DATA PROVIDED ->

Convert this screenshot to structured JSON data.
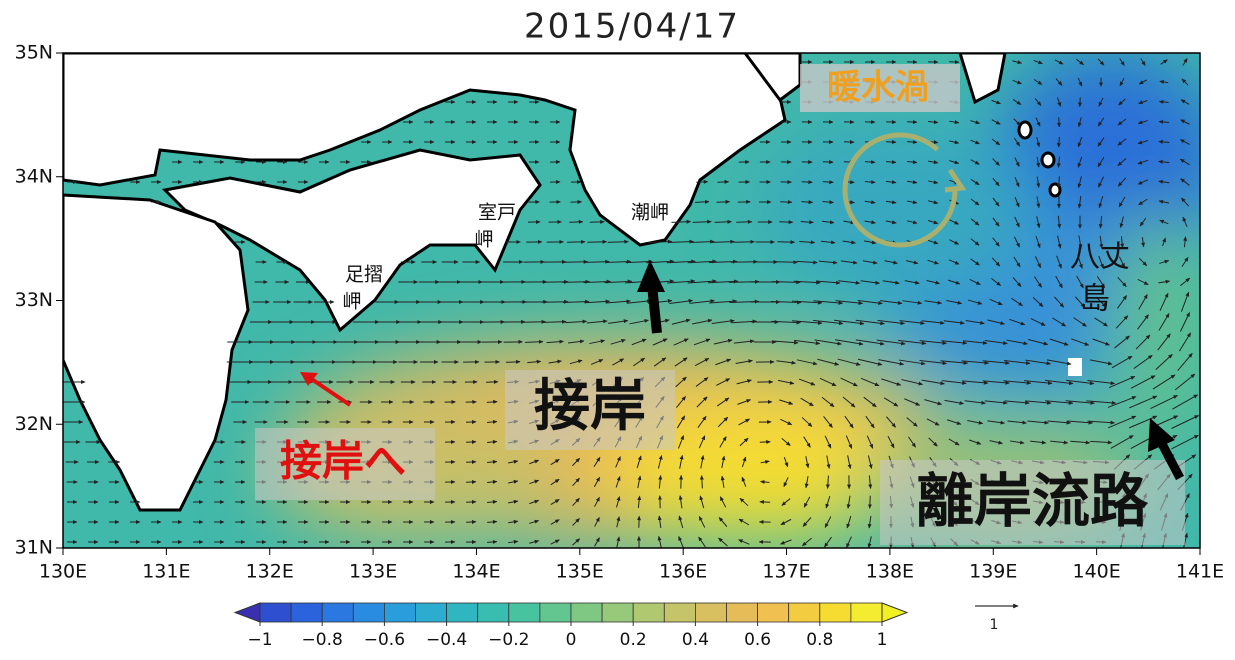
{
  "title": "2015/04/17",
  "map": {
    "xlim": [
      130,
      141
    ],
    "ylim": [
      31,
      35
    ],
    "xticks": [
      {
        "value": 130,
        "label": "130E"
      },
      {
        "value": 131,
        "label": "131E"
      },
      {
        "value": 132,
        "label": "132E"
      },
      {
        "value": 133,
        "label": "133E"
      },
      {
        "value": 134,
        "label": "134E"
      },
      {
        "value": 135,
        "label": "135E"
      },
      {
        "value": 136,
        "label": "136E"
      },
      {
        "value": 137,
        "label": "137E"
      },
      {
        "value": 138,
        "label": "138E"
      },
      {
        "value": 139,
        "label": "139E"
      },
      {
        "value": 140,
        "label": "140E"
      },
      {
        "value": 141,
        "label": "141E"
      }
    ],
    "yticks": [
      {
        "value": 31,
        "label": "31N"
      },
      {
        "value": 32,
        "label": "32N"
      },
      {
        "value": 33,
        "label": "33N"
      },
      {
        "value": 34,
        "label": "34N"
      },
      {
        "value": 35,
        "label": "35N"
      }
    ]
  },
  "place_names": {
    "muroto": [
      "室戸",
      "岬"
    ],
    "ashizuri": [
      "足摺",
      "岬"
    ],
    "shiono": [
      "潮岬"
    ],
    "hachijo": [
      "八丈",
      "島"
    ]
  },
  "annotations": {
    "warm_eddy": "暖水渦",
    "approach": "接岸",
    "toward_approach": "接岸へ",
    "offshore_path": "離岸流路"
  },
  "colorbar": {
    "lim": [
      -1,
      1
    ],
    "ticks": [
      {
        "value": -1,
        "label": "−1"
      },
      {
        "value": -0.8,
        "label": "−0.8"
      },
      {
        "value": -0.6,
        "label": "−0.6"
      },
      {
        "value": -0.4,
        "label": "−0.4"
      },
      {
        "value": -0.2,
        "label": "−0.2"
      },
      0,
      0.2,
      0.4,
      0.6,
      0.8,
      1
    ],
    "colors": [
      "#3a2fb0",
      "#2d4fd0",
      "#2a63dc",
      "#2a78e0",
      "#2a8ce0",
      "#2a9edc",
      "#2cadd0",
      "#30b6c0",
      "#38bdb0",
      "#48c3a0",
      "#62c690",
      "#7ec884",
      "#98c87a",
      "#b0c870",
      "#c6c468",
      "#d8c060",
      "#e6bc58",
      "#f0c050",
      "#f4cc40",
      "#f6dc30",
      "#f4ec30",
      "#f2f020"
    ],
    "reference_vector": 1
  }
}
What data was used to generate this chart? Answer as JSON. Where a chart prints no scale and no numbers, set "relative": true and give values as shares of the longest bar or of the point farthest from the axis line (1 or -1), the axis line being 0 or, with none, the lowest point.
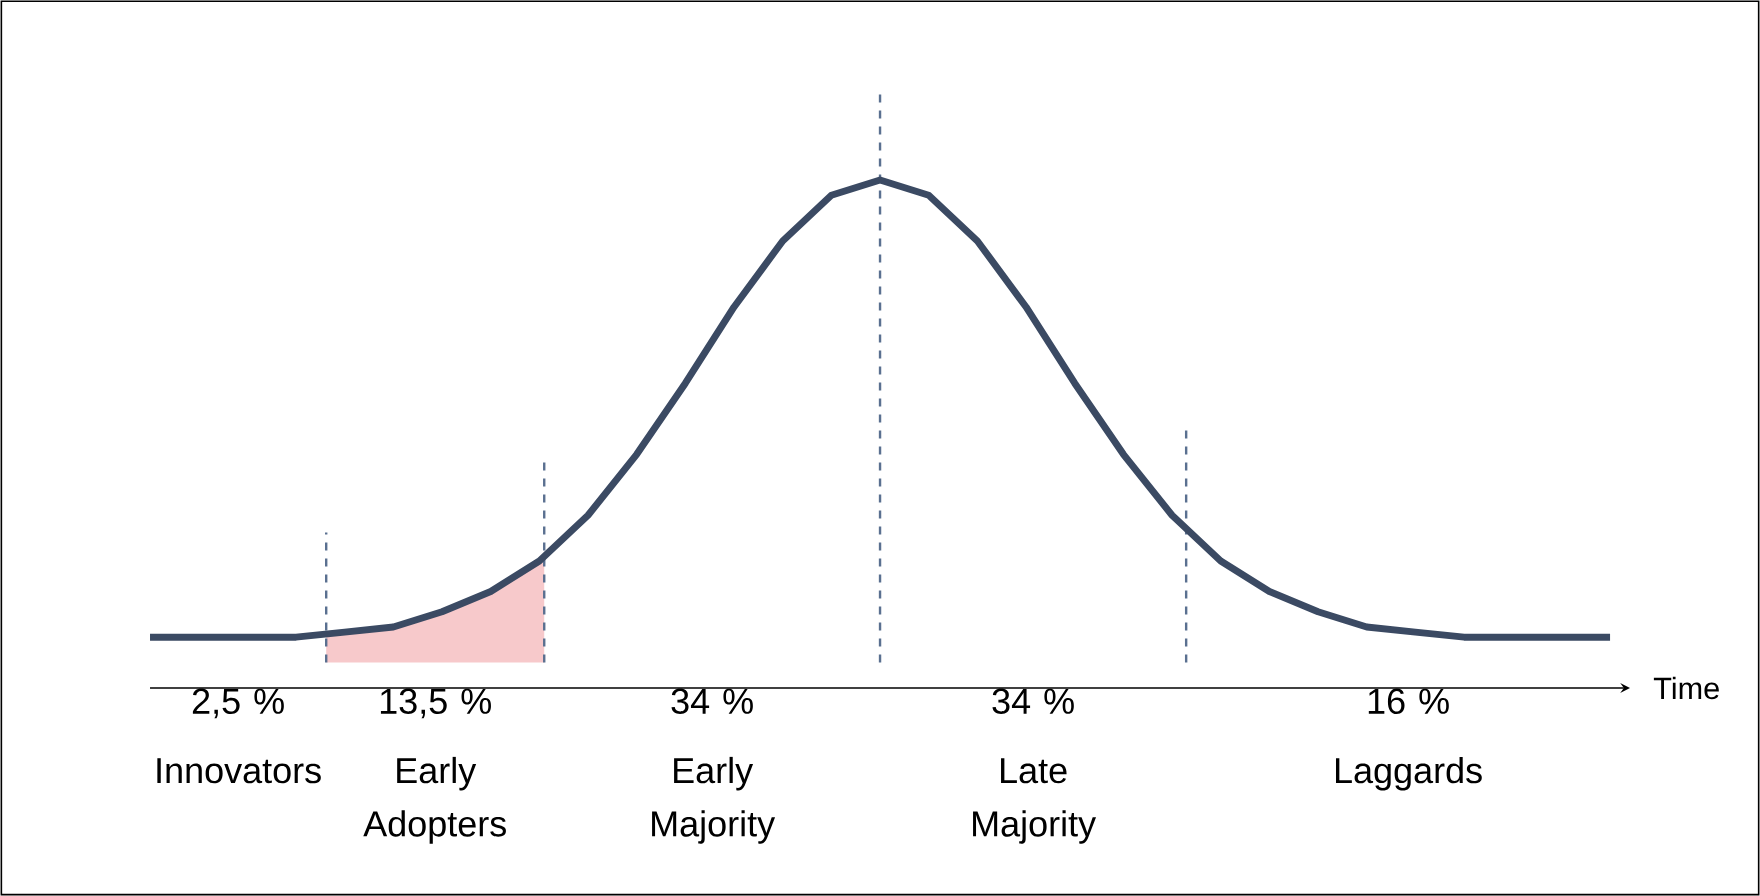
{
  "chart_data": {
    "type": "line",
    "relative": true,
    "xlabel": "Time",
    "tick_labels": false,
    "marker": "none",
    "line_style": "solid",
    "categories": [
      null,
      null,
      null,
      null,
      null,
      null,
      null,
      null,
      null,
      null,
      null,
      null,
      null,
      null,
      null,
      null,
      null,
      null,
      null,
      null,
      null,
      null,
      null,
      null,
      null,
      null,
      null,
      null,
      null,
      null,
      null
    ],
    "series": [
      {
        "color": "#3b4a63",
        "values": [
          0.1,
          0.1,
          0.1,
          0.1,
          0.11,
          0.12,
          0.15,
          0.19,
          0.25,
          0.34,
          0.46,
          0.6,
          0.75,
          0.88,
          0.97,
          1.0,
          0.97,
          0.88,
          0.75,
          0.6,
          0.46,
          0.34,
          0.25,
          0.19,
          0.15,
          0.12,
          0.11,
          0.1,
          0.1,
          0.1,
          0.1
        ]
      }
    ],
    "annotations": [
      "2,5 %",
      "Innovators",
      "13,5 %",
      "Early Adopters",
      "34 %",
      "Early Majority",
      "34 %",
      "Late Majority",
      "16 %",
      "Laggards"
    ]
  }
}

REQUEST ->
Your task is to set down the records shown above exactly, minus any pictures.

EXPECTED ANSWER ->
Convert this screenshot to structured JSON data.
{
  "title": "2015/04/17",
  "map": {
    "xlim": [
      130,
      141
    ],
    "ylim": [
      31,
      35
    ],
    "xticks": [
      {
        "value": 130,
        "label": "130E"
      },
      {
        "value": 131,
        "label": "131E"
      },
      {
        "value": 132,
        "label": "132E"
      },
      {
        "value": 133,
        "label": "133E"
      },
      {
        "value": 134,
        "label": "134E"
      },
      {
        "value": 135,
        "label": "135E"
      },
      {
        "value": 136,
        "label": "136E"
      },
      {
        "value": 137,
        "label": "137E"
      },
      {
        "value": 138,
        "label": "138E"
      },
      {
        "value": 139,
        "label": "139E"
      },
      {
        "value": 140,
        "label": "140E"
      },
      {
        "value": 141,
        "label": "141E"
      }
    ],
    "yticks": [
      {
        "value": 31,
        "label": "31N"
      },
      {
        "value": 32,
        "label": "32N"
      },
      {
        "value": 33,
        "label": "33N"
      },
      {
        "value": 34,
        "label": "34N"
      },
      {
        "value": 35,
        "label": "35N"
      }
    ]
  },
  "place_names": {
    "muroto": [
      "室戸",
      "岬"
    ],
    "ashizuri": [
      "足摺",
      "岬"
    ],
    "shiono": [
      "潮岬"
    ],
    "hachijo": [
      "八丈",
      "島"
    ]
  },
  "annotations": {
    "warm_eddy": "暖水渦",
    "approach": "接岸",
    "toward_approach": "接岸へ",
    "offshore_path": "離岸流路"
  },
  "colorbar": {
    "lim": [
      -1,
      1
    ],
    "ticks": [
      {
        "value": -1,
        "label": "−1"
      },
      {
        "value": -0.8,
        "label": "−0.8"
      },
      {
        "value": -0.6,
        "label": "−0.6"
      },
      {
        "value": -0.4,
        "label": "−0.4"
      },
      {
        "value": -0.2,
        "label": "−0.2"
      },
      0,
      0.2,
      0.4,
      0.6,
      0.8,
      1
    ],
    "colors": [
      "#3a2fb0",
      "#2d4fd0",
      "#2a63dc",
      "#2a78e0",
      "#2a8ce0",
      "#2a9edc",
      "#2cadd0",
      "#30b6c0",
      "#38bdb0",
      "#48c3a0",
      "#62c690",
      "#7ec884",
      "#98c87a",
      "#b0c870",
      "#c6c468",
      "#d8c060",
      "#e6bc58",
      "#f0c050",
      "#f4cc40",
      "#f6dc30",
      "#f4ec30",
      "#f2f020"
    ],
    "reference_vector": 1
  }
}
What data was used to generate this chart? Answer as JSON. Where a chart prints no scale and no numbers, set "relative": true and give values as shares of the longest bar or of the point farthest from the axis line (1 or -1), the axis line being 0 or, with none, the lowest point.
{
  "chart_data": {
    "type": "line",
    "relative": true,
    "xlabel": "Time",
    "tick_labels": false,
    "marker": "none",
    "line_style": "solid",
    "categories": [
      null,
      null,
      null,
      null,
      null,
      null,
      null,
      null,
      null,
      null,
      null,
      null,
      null,
      null,
      null,
      null,
      null,
      null,
      null,
      null,
      null,
      null,
      null,
      null,
      null,
      null,
      null,
      null,
      null,
      null,
      null
    ],
    "series": [
      {
        "color": "#3b4a63",
        "values": [
          0.1,
          0.1,
          0.1,
          0.1,
          0.11,
          0.12,
          0.15,
          0.19,
          0.25,
          0.34,
          0.46,
          0.6,
          0.75,
          0.88,
          0.97,
          1.0,
          0.97,
          0.88,
          0.75,
          0.6,
          0.46,
          0.34,
          0.25,
          0.19,
          0.15,
          0.12,
          0.11,
          0.1,
          0.1,
          0.1,
          0.1
        ]
      }
    ],
    "annotations": [
      "2,5 %",
      "Innovators",
      "13,5 %",
      "Early Adopters",
      "34 %",
      "Early Majority",
      "34 %",
      "Late Majority",
      "16 %",
      "Laggards"
    ]
  }
}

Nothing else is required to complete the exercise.